→ **Exercise**:
Reproduce all entries word for word.

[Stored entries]
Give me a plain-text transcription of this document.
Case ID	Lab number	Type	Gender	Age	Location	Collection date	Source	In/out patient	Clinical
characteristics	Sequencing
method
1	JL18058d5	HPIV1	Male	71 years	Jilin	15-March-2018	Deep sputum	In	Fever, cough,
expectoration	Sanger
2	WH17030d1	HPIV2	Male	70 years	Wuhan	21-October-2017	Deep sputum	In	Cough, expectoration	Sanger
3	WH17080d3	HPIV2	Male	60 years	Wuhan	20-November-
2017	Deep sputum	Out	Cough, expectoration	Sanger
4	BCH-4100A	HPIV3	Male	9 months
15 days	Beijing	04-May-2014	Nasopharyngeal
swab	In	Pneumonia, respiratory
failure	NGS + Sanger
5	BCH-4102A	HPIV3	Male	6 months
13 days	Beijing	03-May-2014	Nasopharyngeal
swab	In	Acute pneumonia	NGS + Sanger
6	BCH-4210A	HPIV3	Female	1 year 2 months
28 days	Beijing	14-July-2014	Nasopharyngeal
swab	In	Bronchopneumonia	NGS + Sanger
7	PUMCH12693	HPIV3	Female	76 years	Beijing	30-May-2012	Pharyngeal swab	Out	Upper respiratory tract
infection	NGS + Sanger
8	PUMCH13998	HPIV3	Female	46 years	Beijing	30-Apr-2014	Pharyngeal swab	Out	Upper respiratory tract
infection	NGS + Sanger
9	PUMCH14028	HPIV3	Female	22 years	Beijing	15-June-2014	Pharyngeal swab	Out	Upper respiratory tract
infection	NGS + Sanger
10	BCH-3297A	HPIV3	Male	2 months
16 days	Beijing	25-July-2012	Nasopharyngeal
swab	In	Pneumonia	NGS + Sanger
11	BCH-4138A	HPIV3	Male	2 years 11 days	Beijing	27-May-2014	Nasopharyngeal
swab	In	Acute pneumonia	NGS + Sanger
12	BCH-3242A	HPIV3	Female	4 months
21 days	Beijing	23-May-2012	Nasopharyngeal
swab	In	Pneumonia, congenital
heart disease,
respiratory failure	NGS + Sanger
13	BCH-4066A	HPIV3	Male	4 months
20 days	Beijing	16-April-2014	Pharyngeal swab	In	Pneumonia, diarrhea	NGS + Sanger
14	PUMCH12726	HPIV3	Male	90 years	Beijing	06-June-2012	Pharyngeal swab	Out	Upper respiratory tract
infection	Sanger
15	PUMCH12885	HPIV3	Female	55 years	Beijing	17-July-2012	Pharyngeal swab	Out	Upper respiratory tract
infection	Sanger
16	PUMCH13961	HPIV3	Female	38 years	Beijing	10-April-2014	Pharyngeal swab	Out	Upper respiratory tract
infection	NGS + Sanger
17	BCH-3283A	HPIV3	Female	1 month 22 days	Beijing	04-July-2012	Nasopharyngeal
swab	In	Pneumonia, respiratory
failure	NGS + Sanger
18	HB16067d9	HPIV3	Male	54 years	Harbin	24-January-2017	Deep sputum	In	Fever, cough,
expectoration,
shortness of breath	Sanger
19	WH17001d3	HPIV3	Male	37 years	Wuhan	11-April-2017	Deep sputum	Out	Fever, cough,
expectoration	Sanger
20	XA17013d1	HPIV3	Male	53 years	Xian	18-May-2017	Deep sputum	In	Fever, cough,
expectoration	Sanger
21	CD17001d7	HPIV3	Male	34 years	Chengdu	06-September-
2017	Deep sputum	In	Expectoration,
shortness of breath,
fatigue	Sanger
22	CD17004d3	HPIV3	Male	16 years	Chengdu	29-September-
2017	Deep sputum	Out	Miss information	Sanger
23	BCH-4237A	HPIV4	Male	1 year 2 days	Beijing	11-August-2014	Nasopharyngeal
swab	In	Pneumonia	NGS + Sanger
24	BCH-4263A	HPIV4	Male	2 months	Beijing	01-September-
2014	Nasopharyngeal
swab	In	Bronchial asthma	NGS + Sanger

→ **Answer for the task**:
Give me a plain-text transcription of this document.
Case ID	Lab number	Type	Gender	Age	Location	Collection date	Source	In/out patient	Clinical
characteristics	Sequencing
method
1	JL18058d5	HPIV1	Male	71 years	Jilin	15-March-2018	Deep sputum	In	Fever, cough,
expectoration	Sanger
2	WH17030d1	HPIV2	Male	70 years	Wuhan	21-October-2017	Deep sputum	In	Cough, expectoration	Sanger
3	WH17080d3	HPIV2	Male	60 years	Wuhan	20-November-
2017	Deep sputum	Out	Cough, expectoration	Sanger
4	BCH-4100A	HPIV3	Male	9 months
15 days	Beijing	04-May-2014	Nasopharyngeal
swab	In	Pneumonia, respiratory
failure	NGS + Sanger
5	BCH-4102A	HPIV3	Male	6 months
13 days	Beijing	03-May-2014	Nasopharyngeal
swab	In	Acute pneumonia	NGS + Sanger
6	BCH-4210A	HPIV3	Female	1 year 2 months
28 days	Beijing	14-July-2014	Nasopharyngeal
swab	In	Bronchopneumonia	NGS + Sanger
7	PUMCH12693	HPIV3	Female	76 years	Beijing	30-May-2012	Pharyngeal swab	Out	Upper respiratory tract
infection	NGS + Sanger
8	PUMCH13998	HPIV3	Female	46 years	Beijing	30-Apr-2014	Pharyngeal swab	Out	Upper respiratory tract
infection	NGS + Sanger
9	PUMCH14028	HPIV3	Female	22 years	Beijing	15-June-2014	Pharyngeal swab	Out	Upper respiratory tract
infection	NGS + Sanger
10	BCH-3297A	HPIV3	Male	2 months
16 days	Beijing	25-July-2012	Nasopharyngeal
swab	In	Pneumonia	NGS + Sanger
11	BCH-4138A	HPIV3	Male	2 years 11 days	Beijing	27-May-2014	Nasopharyngeal
swab	In	Acute pneumonia	NGS + Sanger
12	BCH-3242A	HPIV3	Female	4 months
21 days	Beijing	23-May-2012	Nasopharyngeal
swab	In	Pneumonia, congenital
heart disease,
respiratory failure	NGS + Sanger
13	BCH-4066A	HPIV3	Male	4 months
20 days	Beijing	16-April-2014	Pharyngeal swab	In	Pneumonia, diarrhea	NGS + Sanger
14	PUMCH12726	HPIV3	Male	90 years	Beijing	06-June-2012	Pharyngeal swab	Out	Upper respiratory tract
infection	Sanger
15	PUMCH12885	HPIV3	Female	55 years	Beijing	17-July-2012	Pharyngeal swab	Out	Upper respiratory tract
infection	Sanger
16	PUMCH13961	HPIV3	Female	38 years	Beijing	10-April-2014	Pharyngeal swab	Out	Upper respiratory tract
infection	NGS + Sanger
17	BCH-3283A	HPIV3	Female	1 month 22 days	Beijing	04-July-2012	Nasopharyngeal
swab	In	Pneumonia, respiratory
failure	NGS + Sanger
18	HB16067d9	HPIV3	Male	54 years	Harbin	24-January-2017	Deep sputum	In	Fever, cough,
expectoration,
shortness of breath	Sanger
19	WH17001d3	HPIV3	Male	37 years	Wuhan	11-April-2017	Deep sputum	Out	Fever, cough,
expectoration	Sanger
20	XA17013d1	HPIV3	Male	53 years	Xian	18-May-2017	Deep sputum	In	Fever, cough,
expectoration	Sanger
21	CD17001d7	HPIV3	Male	34 years	Chengdu	06-September-
2017	Deep sputum	In	Expectoration,
shortness of breath,
fatigue	Sanger
22	CD17004d3	HPIV3	Male	16 years	Chengdu	29-September-
2017	Deep sputum	Out	Miss information	Sanger
23	BCH-4237A	HPIV4	Male	1 year 2 days	Beijing	11-August-2014	Nasopharyngeal
swab	In	Pneumonia	NGS + Sanger
24	BCH-4263A	HPIV4	Male	2 months	Beijing	01-September-
2014	Nasopharyngeal
swab	In	Bronchial asthma	NGS + Sanger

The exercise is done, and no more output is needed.